PROBLEM DESCRIPTION:
Identify and reproduce every line holding the string "Demeter".

THE INPUT:
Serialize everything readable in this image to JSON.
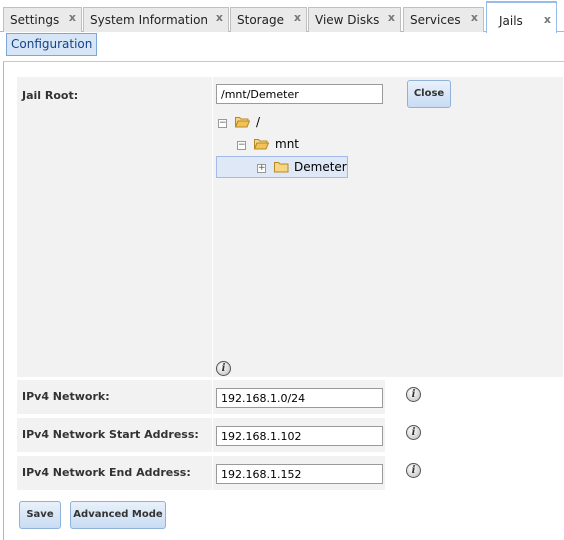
{
  "tabs": [
    {
      "label": "Settings",
      "close": "x"
    },
    {
      "label": "System Information",
      "close": "x"
    },
    {
      "label": "Storage",
      "close": "x"
    },
    {
      "label": "View Disks",
      "close": "x"
    },
    {
      "label": "Services",
      "close": "x"
    },
    {
      "label": "Jails",
      "close": "x"
    }
  ],
  "subtab": {
    "label": "Configuration"
  },
  "form": {
    "jail_root": {
      "label": "Jail Root:",
      "value": "/mnt/Demeter",
      "close_label": "Close"
    },
    "tree": {
      "root": "/",
      "child": "mnt",
      "grandchild": "Demeter"
    },
    "ipv4_network": {
      "label": "IPv4 Network:",
      "value": "192.168.1.0/24"
    },
    "ipv4_start": {
      "label": "IPv4 Network Start Address:",
      "value": "192.168.1.102"
    },
    "ipv4_end": {
      "label": "IPv4 Network End Address:",
      "value": "192.168.1.152"
    },
    "info_glyph": "i"
  },
  "buttons": {
    "save": "Save",
    "advanced": "Advanced Mode"
  },
  "colors": {
    "accent_border": "#99bbe8",
    "field_bg": "#f2f2f2",
    "folder": "#f2c15a"
  }
}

FULL RESPONSE:
      "value": "/mnt/Demeter",
      "grandchild": "Demeter"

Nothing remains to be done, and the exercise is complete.